[Entries taken from a collection]
····················

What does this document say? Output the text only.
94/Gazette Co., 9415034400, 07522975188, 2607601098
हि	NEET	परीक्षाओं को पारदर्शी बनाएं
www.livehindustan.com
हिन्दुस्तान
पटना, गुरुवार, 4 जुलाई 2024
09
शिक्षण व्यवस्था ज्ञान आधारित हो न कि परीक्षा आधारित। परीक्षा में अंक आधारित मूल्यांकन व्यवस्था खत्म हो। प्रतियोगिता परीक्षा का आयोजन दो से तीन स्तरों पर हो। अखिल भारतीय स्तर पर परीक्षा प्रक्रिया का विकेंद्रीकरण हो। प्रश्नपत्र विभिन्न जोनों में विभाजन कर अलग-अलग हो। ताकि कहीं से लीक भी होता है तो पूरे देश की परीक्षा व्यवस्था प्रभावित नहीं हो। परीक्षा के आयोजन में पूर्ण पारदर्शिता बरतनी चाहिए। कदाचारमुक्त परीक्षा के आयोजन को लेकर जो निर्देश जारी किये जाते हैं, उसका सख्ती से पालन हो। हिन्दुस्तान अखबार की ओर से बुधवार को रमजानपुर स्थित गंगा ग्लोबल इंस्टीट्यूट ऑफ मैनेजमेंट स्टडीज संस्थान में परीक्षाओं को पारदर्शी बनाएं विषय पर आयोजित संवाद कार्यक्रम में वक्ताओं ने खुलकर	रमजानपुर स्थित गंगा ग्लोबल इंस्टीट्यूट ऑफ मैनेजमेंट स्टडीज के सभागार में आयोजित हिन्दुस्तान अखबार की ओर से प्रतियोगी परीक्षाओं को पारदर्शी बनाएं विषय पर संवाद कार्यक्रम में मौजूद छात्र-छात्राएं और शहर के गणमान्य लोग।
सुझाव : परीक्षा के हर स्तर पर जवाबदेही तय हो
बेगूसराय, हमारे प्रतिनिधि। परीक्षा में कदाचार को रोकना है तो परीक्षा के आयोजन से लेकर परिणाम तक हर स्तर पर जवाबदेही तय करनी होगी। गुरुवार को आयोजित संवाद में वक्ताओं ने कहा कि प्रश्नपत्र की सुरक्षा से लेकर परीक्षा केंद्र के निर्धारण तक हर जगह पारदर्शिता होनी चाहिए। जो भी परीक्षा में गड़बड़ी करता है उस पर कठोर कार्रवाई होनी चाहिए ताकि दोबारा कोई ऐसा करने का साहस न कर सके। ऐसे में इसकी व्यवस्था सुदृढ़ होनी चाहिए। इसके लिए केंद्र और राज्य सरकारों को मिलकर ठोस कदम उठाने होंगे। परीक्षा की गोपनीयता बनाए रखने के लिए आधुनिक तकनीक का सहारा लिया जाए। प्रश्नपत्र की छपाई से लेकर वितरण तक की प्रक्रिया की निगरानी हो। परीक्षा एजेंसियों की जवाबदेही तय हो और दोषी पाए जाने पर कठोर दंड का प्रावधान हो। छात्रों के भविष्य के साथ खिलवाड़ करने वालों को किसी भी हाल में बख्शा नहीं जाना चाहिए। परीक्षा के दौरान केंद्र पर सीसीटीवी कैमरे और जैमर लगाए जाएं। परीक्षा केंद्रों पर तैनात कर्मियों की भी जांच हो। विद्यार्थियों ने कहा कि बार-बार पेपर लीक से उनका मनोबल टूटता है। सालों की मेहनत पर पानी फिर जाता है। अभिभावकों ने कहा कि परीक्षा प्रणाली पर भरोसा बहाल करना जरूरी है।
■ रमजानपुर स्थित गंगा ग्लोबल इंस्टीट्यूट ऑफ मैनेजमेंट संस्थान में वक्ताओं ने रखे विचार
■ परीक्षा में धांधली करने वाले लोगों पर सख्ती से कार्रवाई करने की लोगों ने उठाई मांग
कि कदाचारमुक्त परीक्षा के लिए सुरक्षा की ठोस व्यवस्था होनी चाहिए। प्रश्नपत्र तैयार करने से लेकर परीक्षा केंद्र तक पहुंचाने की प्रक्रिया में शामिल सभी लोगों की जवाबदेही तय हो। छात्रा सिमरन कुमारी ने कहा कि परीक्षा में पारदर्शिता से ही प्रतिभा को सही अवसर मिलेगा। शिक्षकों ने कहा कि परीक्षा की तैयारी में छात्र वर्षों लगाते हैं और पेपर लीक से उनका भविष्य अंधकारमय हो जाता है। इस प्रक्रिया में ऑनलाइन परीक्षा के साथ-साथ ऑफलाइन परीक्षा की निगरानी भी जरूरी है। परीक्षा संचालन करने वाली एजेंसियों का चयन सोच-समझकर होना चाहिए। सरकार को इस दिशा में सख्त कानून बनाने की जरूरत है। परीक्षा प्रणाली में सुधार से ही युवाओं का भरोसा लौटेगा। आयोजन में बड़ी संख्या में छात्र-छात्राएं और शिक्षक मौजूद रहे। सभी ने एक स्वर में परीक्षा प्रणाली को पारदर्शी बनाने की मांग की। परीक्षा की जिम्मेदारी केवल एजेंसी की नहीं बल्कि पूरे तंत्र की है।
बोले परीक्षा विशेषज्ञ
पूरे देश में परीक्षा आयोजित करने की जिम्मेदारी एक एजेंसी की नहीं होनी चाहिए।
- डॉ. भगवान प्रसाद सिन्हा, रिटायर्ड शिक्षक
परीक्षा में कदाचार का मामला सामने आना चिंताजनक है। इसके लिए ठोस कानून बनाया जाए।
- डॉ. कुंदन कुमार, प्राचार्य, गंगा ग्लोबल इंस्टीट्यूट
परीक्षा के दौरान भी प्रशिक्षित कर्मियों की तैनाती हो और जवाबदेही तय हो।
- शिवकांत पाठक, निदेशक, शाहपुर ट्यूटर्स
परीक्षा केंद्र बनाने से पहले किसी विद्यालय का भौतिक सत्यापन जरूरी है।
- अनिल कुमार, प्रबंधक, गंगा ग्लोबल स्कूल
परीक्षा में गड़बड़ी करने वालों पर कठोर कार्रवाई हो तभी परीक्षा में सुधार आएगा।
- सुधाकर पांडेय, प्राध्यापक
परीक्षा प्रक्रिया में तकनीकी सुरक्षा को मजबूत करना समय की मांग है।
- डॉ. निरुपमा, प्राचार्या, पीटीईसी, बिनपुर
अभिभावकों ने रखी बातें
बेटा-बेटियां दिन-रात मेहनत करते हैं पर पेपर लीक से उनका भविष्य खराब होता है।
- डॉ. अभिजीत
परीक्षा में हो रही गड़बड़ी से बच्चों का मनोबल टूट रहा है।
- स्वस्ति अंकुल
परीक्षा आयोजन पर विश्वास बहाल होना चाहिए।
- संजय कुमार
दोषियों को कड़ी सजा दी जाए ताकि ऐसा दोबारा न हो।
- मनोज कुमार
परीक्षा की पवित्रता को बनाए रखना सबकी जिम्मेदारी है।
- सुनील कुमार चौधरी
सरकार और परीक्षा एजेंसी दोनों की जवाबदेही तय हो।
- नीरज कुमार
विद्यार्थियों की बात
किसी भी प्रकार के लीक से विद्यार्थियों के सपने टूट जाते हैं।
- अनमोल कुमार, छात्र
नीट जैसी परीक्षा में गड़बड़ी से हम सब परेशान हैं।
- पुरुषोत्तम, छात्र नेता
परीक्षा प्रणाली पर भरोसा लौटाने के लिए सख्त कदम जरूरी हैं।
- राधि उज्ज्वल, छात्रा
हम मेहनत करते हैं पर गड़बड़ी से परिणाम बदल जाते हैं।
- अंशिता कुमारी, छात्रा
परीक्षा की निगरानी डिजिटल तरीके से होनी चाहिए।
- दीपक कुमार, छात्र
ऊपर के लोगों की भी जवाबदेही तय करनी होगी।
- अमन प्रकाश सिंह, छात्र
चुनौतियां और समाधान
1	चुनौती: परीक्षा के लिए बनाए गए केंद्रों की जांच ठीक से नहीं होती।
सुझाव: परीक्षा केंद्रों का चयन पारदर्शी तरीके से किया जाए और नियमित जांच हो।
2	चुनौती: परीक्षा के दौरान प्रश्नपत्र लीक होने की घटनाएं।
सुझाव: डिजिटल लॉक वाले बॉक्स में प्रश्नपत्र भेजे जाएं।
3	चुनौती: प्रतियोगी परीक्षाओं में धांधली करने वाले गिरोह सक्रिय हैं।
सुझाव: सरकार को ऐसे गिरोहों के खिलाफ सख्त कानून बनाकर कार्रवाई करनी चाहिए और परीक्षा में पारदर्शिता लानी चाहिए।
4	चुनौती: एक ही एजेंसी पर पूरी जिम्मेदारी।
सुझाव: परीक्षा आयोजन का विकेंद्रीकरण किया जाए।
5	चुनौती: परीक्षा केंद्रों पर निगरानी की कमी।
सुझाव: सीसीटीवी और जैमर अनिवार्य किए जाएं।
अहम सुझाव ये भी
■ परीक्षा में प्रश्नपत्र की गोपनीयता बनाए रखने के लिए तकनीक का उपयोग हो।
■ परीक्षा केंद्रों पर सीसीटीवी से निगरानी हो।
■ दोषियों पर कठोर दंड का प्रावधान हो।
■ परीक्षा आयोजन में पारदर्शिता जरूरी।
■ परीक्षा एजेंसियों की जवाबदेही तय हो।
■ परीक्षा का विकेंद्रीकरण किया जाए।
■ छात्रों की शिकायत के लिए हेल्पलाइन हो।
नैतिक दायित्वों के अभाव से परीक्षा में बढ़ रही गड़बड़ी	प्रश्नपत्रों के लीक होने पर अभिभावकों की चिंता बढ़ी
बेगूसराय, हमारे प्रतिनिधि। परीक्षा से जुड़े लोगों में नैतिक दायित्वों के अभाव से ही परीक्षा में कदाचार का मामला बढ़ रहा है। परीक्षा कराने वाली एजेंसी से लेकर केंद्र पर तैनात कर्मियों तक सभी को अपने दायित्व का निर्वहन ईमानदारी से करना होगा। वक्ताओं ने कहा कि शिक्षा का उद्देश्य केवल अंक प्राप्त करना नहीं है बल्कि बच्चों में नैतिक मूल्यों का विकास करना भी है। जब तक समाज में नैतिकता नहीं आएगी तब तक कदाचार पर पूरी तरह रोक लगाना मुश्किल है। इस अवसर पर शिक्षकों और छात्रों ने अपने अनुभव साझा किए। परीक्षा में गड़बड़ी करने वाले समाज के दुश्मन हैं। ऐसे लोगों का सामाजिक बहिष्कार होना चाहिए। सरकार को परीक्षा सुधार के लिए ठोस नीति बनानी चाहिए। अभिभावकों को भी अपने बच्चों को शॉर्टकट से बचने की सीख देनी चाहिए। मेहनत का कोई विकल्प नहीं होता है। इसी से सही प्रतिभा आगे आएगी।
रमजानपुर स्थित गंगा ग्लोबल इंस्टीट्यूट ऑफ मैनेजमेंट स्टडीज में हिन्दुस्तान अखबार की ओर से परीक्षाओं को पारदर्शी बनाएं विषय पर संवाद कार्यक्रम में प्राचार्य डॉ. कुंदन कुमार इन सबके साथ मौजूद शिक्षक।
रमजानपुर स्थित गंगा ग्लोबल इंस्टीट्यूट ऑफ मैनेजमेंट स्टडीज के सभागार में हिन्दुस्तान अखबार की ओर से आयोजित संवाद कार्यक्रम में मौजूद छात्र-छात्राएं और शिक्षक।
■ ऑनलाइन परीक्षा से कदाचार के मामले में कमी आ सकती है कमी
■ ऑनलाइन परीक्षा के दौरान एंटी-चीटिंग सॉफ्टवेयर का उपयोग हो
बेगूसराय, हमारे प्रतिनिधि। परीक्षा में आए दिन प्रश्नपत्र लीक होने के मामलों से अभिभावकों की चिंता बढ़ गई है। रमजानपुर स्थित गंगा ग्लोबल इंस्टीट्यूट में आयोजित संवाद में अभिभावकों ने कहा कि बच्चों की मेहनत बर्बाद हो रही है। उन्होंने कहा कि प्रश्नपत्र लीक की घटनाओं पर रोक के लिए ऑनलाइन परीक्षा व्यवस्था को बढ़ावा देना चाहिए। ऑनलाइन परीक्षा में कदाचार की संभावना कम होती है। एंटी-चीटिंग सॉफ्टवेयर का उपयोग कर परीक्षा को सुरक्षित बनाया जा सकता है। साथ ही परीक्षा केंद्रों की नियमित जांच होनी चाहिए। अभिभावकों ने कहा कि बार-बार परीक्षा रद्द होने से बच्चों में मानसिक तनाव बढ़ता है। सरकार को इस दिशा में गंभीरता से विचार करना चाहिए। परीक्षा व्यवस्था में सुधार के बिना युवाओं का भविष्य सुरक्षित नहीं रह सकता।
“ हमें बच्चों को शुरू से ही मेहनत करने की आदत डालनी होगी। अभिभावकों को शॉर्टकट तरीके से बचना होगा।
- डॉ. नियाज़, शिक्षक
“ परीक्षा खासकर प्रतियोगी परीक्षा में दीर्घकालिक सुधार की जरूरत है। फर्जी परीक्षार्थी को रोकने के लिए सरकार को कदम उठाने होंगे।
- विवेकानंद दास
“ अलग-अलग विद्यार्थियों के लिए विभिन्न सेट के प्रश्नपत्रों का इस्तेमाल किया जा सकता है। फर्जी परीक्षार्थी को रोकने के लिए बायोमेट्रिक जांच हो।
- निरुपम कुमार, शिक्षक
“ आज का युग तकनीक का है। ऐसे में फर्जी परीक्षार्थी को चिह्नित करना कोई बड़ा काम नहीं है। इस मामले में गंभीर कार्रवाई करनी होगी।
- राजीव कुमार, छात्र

····················

Track down all lines above with the string "अवसर" and copy them.

कि कदाचारमुक्त परीक्षा के लिए सुरक्षा की ठोस व्यवस्था होनी चाहिए। प्रश्नपत्र तैयार करने से लेकर परीक्षा केंद्र तक पहुंचाने की प्रक्रिया में शामिल सभी लोगों की जवाबदेही तय हो। छात्रा सिमरन कुमारी ने कहा कि परीक्षा में पारदर्शिता से ही प्रतिभा को सही अवसर मिलेगा। शिक्षकों ने कहा कि परीक्षा की तैयारी में छात्र वर्षों लगाते हैं और पेपर लीक से उनका भविष्य अंधकारमय हो जाता है। इस प्रक्रिया में ऑनलाइन परीक्षा के साथ-साथ ऑफलाइन परीक्षा की निगरानी भी जरूरी है। परीक्षा संचालन करने वाली एजेंसियों का चयन सोच-समझकर होना चाहिए। सरकार को इस दिशा में सख्त कानून बनाने की जरूरत है। परीक्षा प्रणाली में सुधार से ही युवाओं का भरोसा लौटेगा। आयोजन में बड़ी संख्या में छात्र-छात्राएं और शिक्षक मौजूद रहे। सभी ने एक स्वर में परीक्षा प्रणाली को पारदर्शी बनाने की मांग की। परीक्षा की जिम्मेदारी केवल एजेंसी की नहीं बल्कि पूरे तंत्र की है।
बेगूसराय, हमारे प्रतिनिधि। परीक्षा से जुड़े लोगों में नैतिक दायित्वों के अभाव से ही परीक्षा में कदाचार का मामला बढ़ रहा है। परीक्षा कराने वाली एजेंसी से लेकर केंद्र पर तैनात कर्मियों तक सभी को अपने दायित्व का निर्वहन ईमानदारी से करना होगा। वक्ताओं ने कहा कि शिक्षा का उद्देश्य केवल अंक प्राप्त करना नहीं है बल्कि बच्चों में नैतिक मूल्यों का विकास करना भी है। जब तक समाज में नैतिकता नहीं आएगी तब तक कदाचार पर पूरी तरह रोक लगाना मुश्किल है। इस अवसर पर शिक्षकों और छात्रों ने अपने अनुभव साझा किए। परीक्षा में गड़बड़ी करने वाले समाज के दुश्मन हैं। ऐसे लोगों का सामाजिक बहिष्कार होना चाहिए। सरकार को परीक्षा सुधार के लिए ठोस नीति बनानी चाहिए। अभिभावकों को भी अपने बच्चों को शॉर्टकट से बचने की सीख देनी चाहिए। मेहनत का कोई विकल्प नहीं होता है। इसी से सही प्रतिभा आगे आएगी।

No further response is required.